INSTRUCTIONS FOR THE TASK: How many of the lines below hold the word "linear"? Answer only with the number.

ENTRIES SUPPLIED:
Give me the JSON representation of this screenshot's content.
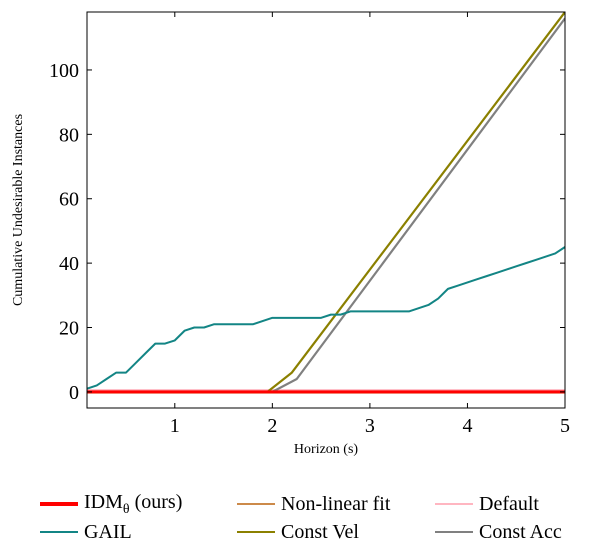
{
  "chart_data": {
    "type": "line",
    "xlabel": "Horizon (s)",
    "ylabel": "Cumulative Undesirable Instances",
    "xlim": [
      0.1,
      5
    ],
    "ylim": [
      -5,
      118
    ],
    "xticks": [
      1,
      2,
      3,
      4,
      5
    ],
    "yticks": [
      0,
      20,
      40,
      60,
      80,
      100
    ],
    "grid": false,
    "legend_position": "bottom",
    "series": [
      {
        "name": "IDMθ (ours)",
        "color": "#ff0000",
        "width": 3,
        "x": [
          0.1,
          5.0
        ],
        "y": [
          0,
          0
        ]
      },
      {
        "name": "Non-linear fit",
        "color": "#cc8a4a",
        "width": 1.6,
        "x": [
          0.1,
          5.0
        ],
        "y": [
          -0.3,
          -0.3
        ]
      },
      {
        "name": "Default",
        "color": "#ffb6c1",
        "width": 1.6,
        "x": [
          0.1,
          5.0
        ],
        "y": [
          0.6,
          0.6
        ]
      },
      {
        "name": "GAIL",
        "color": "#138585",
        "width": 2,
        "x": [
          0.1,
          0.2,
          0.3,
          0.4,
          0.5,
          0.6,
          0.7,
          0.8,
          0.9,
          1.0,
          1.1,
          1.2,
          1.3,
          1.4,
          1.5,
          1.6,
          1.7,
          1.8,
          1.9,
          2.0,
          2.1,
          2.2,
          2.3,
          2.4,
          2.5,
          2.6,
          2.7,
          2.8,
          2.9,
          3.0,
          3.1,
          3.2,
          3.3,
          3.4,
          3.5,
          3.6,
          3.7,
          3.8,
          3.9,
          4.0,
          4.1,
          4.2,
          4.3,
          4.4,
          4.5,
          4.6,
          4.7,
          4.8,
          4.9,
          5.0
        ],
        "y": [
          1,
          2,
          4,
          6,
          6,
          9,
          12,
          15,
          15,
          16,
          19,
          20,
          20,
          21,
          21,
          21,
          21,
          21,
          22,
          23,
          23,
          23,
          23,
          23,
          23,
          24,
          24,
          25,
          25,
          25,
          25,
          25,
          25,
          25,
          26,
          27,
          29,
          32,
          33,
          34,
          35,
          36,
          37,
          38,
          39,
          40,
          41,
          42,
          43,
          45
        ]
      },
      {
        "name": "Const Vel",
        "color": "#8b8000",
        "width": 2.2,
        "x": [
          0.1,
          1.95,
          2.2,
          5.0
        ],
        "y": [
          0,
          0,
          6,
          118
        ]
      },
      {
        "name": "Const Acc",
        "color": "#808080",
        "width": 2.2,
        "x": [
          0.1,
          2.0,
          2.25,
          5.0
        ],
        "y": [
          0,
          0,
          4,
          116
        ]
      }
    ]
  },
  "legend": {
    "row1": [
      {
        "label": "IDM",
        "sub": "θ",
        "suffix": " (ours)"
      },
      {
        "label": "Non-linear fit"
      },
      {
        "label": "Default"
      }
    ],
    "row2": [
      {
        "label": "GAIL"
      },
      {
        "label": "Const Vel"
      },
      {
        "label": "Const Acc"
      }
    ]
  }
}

==

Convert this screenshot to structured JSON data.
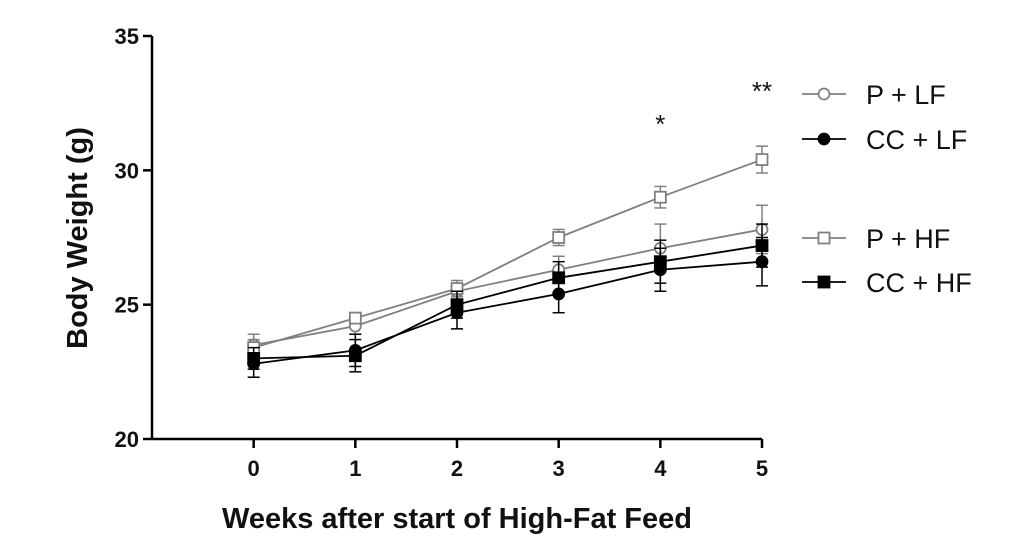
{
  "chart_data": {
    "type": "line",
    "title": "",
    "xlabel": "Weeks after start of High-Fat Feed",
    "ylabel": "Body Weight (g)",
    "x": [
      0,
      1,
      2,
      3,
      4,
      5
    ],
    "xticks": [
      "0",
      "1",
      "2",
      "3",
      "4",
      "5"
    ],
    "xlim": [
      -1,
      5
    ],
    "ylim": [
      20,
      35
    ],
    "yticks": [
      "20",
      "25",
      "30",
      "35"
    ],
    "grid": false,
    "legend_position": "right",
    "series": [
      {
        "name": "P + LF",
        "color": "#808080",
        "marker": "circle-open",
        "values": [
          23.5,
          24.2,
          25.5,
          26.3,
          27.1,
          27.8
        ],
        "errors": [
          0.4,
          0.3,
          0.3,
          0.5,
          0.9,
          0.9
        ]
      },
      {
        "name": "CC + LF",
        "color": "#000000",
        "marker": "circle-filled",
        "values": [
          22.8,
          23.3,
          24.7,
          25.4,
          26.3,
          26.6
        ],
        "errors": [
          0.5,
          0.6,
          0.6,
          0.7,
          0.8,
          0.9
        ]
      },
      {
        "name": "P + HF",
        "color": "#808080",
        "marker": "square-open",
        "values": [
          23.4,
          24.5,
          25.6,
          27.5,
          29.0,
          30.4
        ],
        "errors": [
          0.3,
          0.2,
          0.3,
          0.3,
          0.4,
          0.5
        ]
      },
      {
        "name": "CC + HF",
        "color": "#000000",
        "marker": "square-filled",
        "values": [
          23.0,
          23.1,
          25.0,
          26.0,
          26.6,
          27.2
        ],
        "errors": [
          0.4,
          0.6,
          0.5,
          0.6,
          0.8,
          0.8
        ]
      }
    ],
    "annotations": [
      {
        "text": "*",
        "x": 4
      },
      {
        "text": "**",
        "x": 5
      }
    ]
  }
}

WRITTEN REPLY: 2